> _Problem to solve_
Which lines contain the word "color"? Return each of them as written.

> _Dataset rows about figures_
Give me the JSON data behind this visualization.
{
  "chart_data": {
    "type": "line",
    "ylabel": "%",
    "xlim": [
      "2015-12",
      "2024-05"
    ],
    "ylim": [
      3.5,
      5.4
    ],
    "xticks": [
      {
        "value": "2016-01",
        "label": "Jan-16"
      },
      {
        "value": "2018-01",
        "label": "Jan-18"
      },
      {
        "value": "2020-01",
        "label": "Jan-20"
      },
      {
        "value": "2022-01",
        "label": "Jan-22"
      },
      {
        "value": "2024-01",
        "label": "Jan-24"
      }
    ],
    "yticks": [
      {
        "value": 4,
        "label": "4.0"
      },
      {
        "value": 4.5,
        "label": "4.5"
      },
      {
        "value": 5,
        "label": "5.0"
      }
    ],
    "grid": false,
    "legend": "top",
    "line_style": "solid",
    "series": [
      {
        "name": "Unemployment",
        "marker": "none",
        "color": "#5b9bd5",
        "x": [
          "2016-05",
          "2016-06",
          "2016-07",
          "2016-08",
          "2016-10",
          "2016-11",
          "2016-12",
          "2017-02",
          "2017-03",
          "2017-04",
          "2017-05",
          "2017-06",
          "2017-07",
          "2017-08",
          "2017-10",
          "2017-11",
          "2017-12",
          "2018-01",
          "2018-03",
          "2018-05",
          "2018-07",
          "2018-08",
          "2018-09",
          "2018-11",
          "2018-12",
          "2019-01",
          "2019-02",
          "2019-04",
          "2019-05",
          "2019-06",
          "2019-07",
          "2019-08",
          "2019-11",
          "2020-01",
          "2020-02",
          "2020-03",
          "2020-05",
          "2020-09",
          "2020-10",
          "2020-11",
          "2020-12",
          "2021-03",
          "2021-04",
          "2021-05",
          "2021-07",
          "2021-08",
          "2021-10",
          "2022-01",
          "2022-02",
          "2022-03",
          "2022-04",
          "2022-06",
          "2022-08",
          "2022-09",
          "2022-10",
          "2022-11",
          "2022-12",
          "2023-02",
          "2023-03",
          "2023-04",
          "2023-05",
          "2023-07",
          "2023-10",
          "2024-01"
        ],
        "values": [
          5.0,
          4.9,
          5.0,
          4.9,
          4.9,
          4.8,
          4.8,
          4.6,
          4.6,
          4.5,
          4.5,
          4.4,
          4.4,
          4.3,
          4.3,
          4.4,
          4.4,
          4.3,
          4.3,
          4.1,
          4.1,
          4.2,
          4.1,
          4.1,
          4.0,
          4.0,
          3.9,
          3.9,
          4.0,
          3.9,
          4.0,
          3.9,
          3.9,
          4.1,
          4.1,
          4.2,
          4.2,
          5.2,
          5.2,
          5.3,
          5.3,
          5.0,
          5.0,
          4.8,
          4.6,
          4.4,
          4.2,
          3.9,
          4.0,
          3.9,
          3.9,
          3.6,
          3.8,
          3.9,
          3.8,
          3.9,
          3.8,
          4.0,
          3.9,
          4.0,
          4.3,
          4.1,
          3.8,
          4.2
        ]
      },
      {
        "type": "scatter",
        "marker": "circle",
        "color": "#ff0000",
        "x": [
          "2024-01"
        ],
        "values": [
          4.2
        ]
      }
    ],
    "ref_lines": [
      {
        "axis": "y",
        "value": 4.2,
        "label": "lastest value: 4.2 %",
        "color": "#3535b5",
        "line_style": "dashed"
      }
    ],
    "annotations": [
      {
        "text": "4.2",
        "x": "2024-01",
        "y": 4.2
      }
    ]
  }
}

> _Final answer_
        "color": "#5b9bd5",
        "color": "#ff0000",
        "color": "#3535b5",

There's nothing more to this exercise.